§ **WHAT YOU SHOULD DO**: Transcribe the entries that follow exactly as they appear, minus pictures.

[Dataset items]
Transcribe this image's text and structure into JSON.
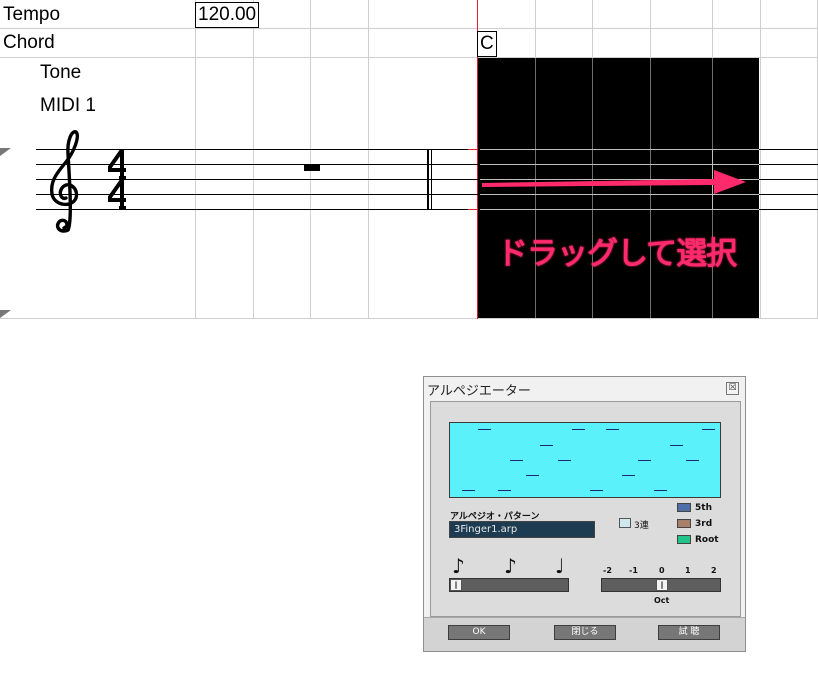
{
  "rows": {
    "tempo_label": "Tempo",
    "tempo_value": "120.00",
    "chord_label": "Chord",
    "chord_value": "C"
  },
  "track": {
    "tone_label": "Tone",
    "midi_label": "MIDI 1"
  },
  "callout_text": "ドラッグして選択",
  "colors": {
    "selection": "#000000",
    "callout": "#ff2a6c",
    "cursor": "#e0202a",
    "pattern_bg": "#5af1fb"
  },
  "icons": {
    "clef": "treble-clef",
    "time_signature": "4/4",
    "rest": "half-rest",
    "arrow": "right-arrow"
  },
  "dialog": {
    "title": "アルペジエーター",
    "close_glyph": "☒",
    "pattern_label": "アルペジオ・パターン",
    "pattern_value": "3Finger1.arp",
    "triplet_label": "3連",
    "legend": [
      {
        "label": "5th",
        "color": "#4f6fa8"
      },
      {
        "label": "3rd",
        "color": "#a8806a"
      },
      {
        "label": "Root",
        "color": "#22c48a"
      }
    ],
    "note_glyphs": [
      "♪",
      "♪",
      "♩"
    ],
    "octave_ticks": [
      "-2",
      "-1",
      "0",
      "1",
      "2"
    ],
    "octave_label": "Oct",
    "thumb_glyph": "‖",
    "buttons": {
      "ok": "OK",
      "close": "閉じる",
      "trial": "試 聴"
    }
  }
}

§ **WRITTEN RESPONSE**:
Transcribe this image's text and structure into JSON.
{
  "rows": {
    "tempo_label": "Tempo",
    "tempo_value": "120.00",
    "chord_label": "Chord",
    "chord_value": "C"
  },
  "track": {
    "tone_label": "Tone",
    "midi_label": "MIDI 1"
  },
  "callout_text": "ドラッグして選択",
  "colors": {
    "selection": "#000000",
    "callout": "#ff2a6c",
    "cursor": "#e0202a",
    "pattern_bg": "#5af1fb"
  },
  "icons": {
    "clef": "treble-clef",
    "time_signature": "4/4",
    "rest": "half-rest",
    "arrow": "right-arrow"
  },
  "dialog": {
    "title": "アルペジエーター",
    "close_glyph": "☒",
    "pattern_label": "アルペジオ・パターン",
    "pattern_value": "3Finger1.arp",
    "triplet_label": "3連",
    "legend": [
      {
        "label": "5th",
        "color": "#4f6fa8"
      },
      {
        "label": "3rd",
        "color": "#a8806a"
      },
      {
        "label": "Root",
        "color": "#22c48a"
      }
    ],
    "note_glyphs": [
      "♪",
      "♪",
      "♩"
    ],
    "octave_ticks": [
      "-2",
      "-1",
      "0",
      "1",
      "2"
    ],
    "octave_label": "Oct",
    "thumb_glyph": "‖",
    "buttons": {
      "ok": "OK",
      "close": "閉じる",
      "trial": "試 聴"
    }
  }
}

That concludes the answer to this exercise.